_WHAT IS NEEDED_: Pull out every row below that contains the word "planar", copying each one in full.

_EXCERPTED DATA_:
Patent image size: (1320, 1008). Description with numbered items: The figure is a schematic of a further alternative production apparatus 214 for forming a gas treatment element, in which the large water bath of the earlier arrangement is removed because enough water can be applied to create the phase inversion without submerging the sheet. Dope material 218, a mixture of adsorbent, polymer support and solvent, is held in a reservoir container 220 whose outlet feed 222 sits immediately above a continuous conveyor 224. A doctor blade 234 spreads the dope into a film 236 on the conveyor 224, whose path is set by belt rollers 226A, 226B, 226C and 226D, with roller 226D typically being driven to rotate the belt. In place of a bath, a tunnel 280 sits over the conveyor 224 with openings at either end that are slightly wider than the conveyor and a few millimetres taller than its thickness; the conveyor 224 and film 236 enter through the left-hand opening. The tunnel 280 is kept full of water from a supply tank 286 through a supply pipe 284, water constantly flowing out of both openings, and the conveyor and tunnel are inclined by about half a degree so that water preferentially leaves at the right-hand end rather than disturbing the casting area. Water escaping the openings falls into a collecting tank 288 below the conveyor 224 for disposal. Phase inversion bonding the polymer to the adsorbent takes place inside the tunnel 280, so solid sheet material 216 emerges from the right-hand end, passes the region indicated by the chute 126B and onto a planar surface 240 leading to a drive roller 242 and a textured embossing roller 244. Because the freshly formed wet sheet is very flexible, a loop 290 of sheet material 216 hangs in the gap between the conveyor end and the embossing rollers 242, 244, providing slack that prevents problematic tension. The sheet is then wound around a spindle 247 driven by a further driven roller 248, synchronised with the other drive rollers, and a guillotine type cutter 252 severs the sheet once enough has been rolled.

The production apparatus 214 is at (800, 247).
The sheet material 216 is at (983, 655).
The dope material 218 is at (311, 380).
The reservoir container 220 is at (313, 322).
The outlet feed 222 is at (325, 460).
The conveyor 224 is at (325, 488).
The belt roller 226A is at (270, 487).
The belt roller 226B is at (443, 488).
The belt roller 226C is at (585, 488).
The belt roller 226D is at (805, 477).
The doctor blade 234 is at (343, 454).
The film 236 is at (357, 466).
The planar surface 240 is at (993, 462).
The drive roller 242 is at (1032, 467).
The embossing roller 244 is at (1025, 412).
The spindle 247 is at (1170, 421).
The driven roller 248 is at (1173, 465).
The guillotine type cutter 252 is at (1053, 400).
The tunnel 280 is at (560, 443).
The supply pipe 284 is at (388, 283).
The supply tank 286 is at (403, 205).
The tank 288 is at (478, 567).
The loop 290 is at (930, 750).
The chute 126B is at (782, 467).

_SOLUTION_:
Patent image size: (1320, 1008). Description with numbered items: The figure is a schematic of a further alternative production apparatus 214 for forming a gas treatment element, in which the large water bath of the earlier arrangement is removed because enough water can be applied to create the phase inversion without submerging the sheet. Dope material 218, a mixture of adsorbent, polymer support and solvent, is held in a reservoir container 220 whose outlet feed 222 sits immediately above a continuous conveyor 224. A doctor blade 234 spreads the dope into a film 236 on the conveyor 224, whose path is set by belt rollers 226A, 226B, 226C and 226D, with roller 226D typically being driven to rotate the belt. In place of a bath, a tunnel 280 sits over the conveyor 224 with openings at either end that are slightly wider than the conveyor and a few millimetres taller than its thickness; the conveyor 224 and film 236 enter through the left-hand opening. The tunnel 280 is kept full of water from a supply tank 286 through a supply pipe 284, water constantly flowing out of both openings, and the conveyor and tunnel are inclined by about half a degree so that water preferentially leaves at the right-hand end rather than disturbing the casting area. Water escaping the openings falls into a collecting tank 288 below the conveyor 224 for disposal. Phase inversion bonding the polymer to the adsorbent takes place inside the tunnel 280, so solid sheet material 216 emerges from the right-hand end, passes the region indicated by the chute 126B and onto a planar surface 240 leading to a drive roller 242 and a textured embossing roller 244. Because the freshly formed wet sheet is very flexible, a loop 290 of sheet material 216 hangs in the gap between the conveyor end and the embossing rollers 242, 244, providing slack that prevents problematic tension. The sheet is then wound around a spindle 247 driven by a further driven roller 248, synchronised with the other drive rollers, and a guillotine type cutter 252 severs the sheet once enough has been rolled.
The planar surface 240 is at (993, 462).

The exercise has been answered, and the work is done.